[Start RECORDS FOR PROCESSING]
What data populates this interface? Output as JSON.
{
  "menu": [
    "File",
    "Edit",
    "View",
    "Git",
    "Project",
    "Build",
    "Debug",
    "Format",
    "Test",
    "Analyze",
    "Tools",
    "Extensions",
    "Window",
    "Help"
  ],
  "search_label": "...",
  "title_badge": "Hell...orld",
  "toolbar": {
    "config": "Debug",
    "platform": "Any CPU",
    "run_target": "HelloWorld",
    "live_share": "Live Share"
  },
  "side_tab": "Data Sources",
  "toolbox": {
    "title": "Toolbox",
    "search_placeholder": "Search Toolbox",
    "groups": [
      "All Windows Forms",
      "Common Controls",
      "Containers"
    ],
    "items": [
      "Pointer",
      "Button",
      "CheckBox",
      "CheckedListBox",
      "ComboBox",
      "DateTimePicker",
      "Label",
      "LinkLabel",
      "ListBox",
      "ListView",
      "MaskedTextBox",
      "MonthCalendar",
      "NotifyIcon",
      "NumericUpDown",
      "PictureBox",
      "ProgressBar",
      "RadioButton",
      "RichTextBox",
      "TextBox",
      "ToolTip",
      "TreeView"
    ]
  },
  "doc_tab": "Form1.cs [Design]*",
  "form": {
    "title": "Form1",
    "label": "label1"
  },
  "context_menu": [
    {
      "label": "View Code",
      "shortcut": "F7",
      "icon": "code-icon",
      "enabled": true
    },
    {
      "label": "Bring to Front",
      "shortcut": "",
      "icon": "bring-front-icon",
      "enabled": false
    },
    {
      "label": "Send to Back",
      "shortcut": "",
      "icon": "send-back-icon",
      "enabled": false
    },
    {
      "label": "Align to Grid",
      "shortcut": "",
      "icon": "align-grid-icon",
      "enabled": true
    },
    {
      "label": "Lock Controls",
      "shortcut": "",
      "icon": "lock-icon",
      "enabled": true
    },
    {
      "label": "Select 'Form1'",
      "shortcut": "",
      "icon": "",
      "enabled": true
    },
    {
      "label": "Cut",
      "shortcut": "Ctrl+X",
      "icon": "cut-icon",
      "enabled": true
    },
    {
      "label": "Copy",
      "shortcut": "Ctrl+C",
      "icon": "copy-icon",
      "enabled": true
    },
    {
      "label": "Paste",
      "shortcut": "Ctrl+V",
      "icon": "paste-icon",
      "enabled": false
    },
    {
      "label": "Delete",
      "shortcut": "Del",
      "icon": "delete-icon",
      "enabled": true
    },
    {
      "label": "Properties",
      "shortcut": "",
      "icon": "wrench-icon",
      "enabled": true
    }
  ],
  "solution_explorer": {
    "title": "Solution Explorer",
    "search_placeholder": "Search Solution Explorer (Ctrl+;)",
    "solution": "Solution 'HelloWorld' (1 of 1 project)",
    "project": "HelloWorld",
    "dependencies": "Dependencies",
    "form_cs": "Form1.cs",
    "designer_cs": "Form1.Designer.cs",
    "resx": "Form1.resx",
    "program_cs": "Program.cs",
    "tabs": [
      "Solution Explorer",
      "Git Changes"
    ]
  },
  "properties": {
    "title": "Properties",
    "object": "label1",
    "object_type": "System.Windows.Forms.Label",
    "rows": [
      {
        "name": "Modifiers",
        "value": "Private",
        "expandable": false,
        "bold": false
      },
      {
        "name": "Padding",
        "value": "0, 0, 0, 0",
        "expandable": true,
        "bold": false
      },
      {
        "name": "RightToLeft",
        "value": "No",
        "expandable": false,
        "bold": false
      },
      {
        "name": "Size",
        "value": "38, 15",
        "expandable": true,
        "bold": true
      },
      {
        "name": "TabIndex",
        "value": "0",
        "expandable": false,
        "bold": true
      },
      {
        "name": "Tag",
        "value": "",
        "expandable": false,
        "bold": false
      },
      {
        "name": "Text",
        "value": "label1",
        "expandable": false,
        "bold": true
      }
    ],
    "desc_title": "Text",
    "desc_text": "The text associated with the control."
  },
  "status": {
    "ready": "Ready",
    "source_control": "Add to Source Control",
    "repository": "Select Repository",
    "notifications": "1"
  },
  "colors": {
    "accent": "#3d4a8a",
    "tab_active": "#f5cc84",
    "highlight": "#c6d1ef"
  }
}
[End RECORDS FOR PROCESSING]
[Start RECORDS FOR PROCESSING]
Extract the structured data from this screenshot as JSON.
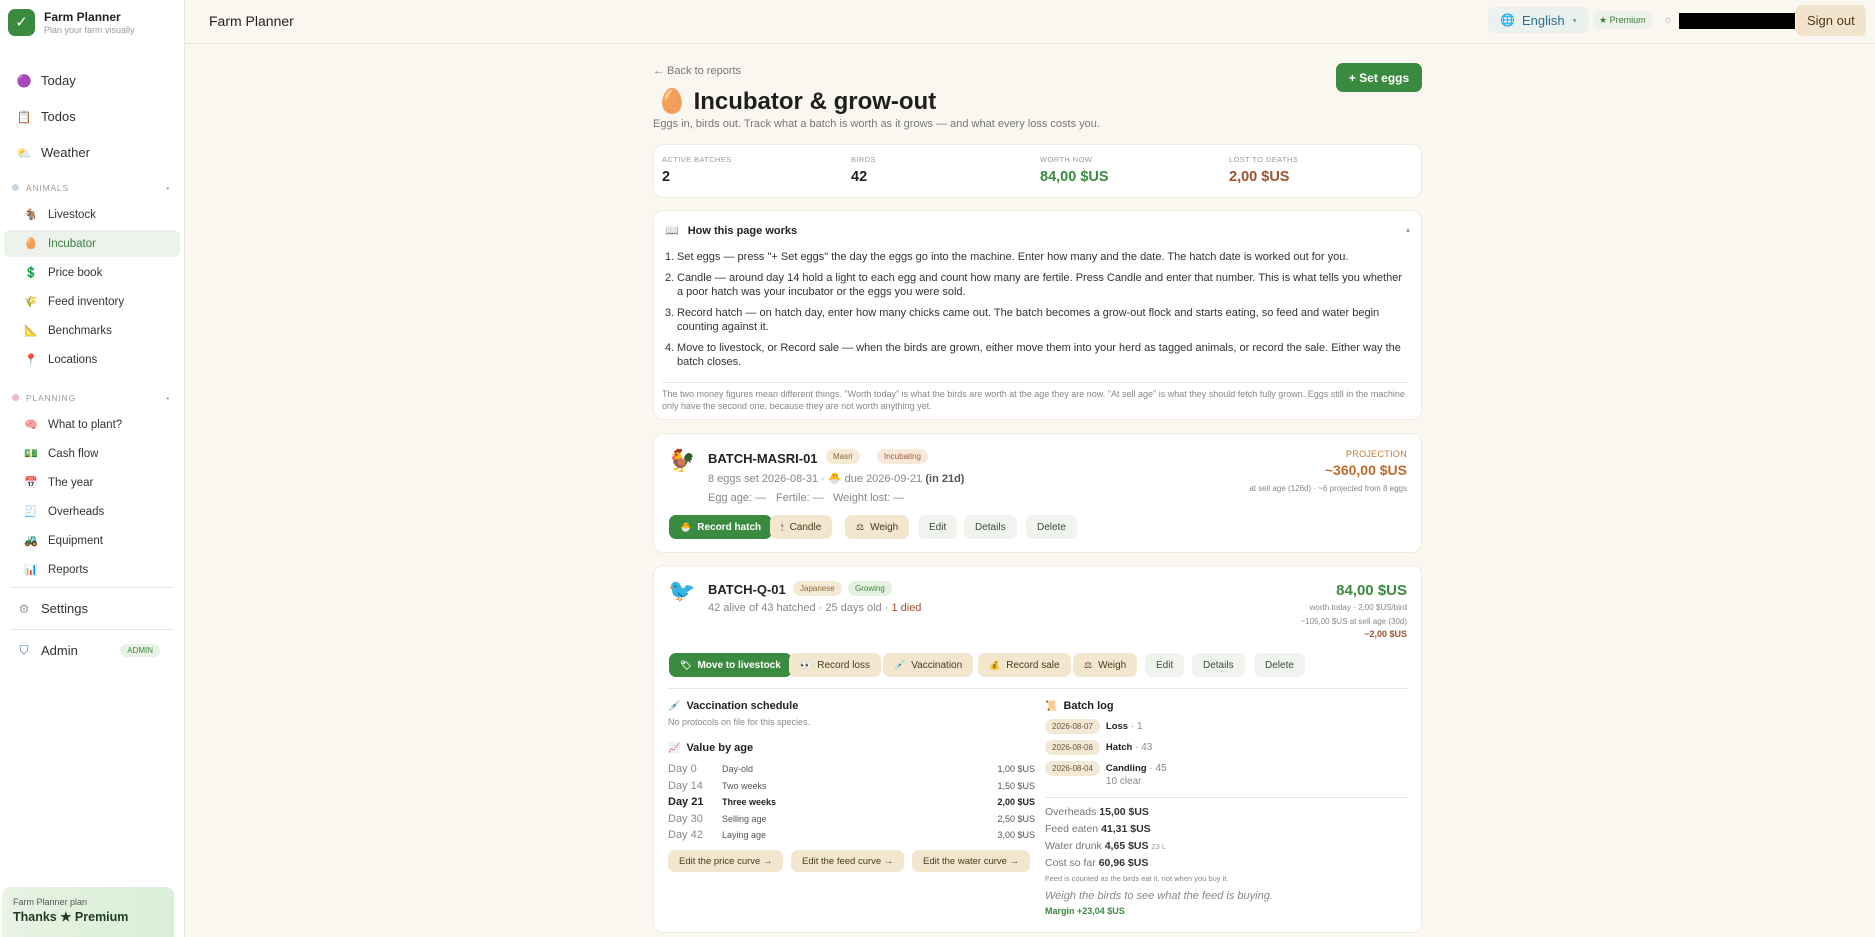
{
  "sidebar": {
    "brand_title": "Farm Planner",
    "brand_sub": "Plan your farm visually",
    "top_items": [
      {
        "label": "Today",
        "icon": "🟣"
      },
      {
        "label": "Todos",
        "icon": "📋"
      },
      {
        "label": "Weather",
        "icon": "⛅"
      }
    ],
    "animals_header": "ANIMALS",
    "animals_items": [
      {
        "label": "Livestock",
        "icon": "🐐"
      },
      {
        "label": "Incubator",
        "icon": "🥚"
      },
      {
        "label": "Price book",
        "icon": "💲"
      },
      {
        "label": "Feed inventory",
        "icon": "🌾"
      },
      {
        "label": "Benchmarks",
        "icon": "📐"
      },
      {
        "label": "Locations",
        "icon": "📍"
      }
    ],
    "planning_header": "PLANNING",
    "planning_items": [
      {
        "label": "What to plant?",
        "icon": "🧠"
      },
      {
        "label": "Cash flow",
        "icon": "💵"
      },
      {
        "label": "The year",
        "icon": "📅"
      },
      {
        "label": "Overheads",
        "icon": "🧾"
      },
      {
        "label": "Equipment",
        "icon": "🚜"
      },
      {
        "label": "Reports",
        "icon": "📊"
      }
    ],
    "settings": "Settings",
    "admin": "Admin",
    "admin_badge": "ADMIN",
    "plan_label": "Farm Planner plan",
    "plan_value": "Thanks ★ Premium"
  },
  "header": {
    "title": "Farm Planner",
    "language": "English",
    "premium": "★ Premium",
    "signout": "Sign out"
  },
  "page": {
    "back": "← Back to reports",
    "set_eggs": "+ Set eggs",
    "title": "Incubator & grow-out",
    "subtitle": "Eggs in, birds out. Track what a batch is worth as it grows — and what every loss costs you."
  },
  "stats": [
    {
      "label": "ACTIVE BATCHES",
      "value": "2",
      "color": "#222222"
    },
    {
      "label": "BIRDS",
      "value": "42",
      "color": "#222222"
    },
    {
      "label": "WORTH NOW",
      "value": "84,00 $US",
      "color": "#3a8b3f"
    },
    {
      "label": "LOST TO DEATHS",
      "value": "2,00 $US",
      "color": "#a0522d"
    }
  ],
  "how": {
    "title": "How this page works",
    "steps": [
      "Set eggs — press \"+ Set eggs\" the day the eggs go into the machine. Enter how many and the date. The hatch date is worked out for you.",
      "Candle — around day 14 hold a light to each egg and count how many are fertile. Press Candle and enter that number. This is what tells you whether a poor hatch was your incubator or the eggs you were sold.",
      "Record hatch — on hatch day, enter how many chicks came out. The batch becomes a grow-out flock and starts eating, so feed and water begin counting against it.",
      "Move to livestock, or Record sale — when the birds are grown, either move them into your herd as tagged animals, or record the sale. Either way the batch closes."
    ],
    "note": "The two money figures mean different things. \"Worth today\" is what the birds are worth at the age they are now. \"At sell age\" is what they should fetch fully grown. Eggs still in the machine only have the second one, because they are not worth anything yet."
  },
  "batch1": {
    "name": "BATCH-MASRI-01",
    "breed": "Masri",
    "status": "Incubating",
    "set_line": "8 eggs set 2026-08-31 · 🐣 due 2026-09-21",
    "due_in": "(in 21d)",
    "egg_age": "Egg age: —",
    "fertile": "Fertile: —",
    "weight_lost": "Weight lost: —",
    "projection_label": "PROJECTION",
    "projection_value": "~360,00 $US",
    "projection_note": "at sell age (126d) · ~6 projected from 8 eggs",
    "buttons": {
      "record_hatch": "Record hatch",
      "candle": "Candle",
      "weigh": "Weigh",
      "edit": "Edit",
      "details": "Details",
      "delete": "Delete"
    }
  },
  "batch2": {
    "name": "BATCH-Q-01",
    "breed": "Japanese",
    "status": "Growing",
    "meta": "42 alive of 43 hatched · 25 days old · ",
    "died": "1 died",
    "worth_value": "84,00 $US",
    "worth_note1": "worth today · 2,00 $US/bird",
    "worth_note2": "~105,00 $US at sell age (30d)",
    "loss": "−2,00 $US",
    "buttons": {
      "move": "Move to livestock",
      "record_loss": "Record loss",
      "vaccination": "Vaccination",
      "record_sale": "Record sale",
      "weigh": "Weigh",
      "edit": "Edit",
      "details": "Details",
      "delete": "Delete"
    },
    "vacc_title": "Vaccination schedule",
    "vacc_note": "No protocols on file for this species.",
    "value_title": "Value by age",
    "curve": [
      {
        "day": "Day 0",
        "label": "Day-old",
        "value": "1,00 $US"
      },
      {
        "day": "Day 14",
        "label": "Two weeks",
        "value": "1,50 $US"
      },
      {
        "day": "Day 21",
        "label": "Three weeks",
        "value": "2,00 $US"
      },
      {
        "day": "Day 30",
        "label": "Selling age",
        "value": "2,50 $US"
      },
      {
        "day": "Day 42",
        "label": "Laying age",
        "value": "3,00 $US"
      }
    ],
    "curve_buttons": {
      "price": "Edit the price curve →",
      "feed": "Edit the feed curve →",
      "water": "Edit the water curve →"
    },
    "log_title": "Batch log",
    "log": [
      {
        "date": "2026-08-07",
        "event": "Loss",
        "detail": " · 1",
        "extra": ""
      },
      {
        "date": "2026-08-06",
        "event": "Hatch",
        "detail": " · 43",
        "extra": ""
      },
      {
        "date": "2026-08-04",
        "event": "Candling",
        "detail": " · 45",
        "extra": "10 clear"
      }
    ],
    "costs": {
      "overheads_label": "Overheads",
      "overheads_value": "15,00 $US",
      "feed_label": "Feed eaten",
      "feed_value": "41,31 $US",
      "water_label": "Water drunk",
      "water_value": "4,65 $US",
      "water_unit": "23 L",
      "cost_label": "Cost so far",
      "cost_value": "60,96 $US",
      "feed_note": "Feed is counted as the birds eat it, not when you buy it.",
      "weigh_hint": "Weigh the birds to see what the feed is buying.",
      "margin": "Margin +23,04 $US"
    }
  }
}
[End RECORDS FOR PROCESSING]
[Start RECORDS FOR PROCESSING]
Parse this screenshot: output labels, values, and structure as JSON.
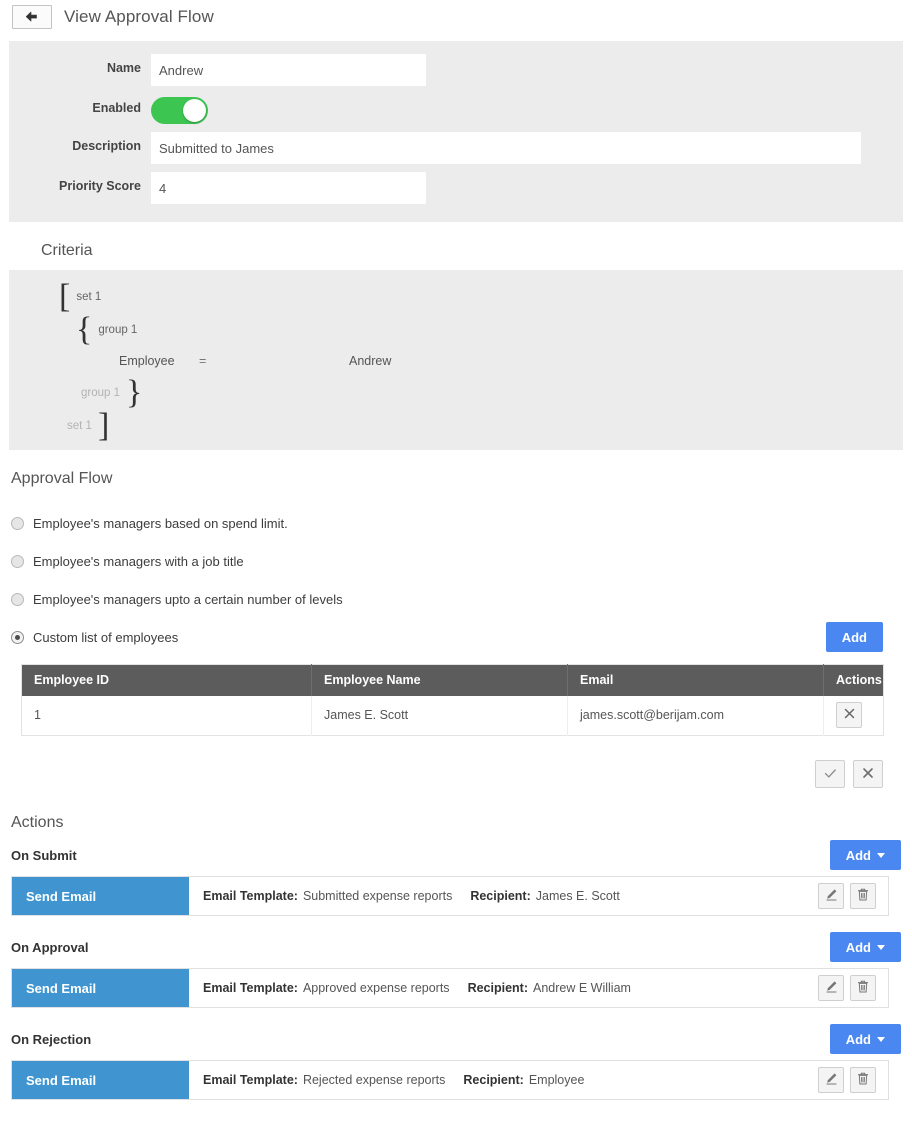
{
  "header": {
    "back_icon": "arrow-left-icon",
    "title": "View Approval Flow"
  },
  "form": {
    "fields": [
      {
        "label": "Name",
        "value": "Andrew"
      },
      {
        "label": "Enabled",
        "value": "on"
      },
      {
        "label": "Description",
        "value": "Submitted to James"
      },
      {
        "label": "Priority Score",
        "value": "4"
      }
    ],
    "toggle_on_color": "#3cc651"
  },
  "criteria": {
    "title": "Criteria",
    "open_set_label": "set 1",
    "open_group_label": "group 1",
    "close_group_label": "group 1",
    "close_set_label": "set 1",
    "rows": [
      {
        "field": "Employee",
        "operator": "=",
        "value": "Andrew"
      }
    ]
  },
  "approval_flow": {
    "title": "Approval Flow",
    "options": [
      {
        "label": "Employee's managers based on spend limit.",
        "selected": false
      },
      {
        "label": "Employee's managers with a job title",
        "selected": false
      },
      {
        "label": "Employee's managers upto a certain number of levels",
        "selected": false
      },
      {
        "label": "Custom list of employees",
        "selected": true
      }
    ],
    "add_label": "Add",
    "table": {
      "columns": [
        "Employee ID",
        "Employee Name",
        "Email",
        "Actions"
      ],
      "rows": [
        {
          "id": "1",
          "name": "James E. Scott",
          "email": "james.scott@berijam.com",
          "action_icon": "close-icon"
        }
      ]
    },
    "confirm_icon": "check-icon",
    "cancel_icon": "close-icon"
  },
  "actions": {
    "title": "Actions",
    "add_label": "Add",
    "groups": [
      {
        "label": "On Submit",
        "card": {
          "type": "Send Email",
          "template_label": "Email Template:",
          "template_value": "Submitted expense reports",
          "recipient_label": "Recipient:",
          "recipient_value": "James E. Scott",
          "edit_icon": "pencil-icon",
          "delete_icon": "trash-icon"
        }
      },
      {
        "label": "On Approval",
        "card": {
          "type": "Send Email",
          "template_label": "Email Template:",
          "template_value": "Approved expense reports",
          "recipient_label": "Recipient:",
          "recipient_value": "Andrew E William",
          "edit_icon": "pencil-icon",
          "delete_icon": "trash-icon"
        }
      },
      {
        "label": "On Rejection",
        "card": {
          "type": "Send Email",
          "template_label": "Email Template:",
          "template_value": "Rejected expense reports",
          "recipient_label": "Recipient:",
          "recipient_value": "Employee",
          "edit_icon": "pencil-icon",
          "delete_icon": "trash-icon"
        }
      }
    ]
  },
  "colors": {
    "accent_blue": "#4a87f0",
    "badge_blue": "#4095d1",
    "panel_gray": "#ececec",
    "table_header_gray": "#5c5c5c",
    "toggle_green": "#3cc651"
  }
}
[End RECORDS FOR PROCESSING]
WHAT THE TASK REQUIRES ▸
Look through the records and gather each line with the word "costs".

SOLVED PROBLEM ▸
    "subtitle": "Eggs in, birds out. Track what a batch is worth as it grows — and what every loss costs you."
    "costs": {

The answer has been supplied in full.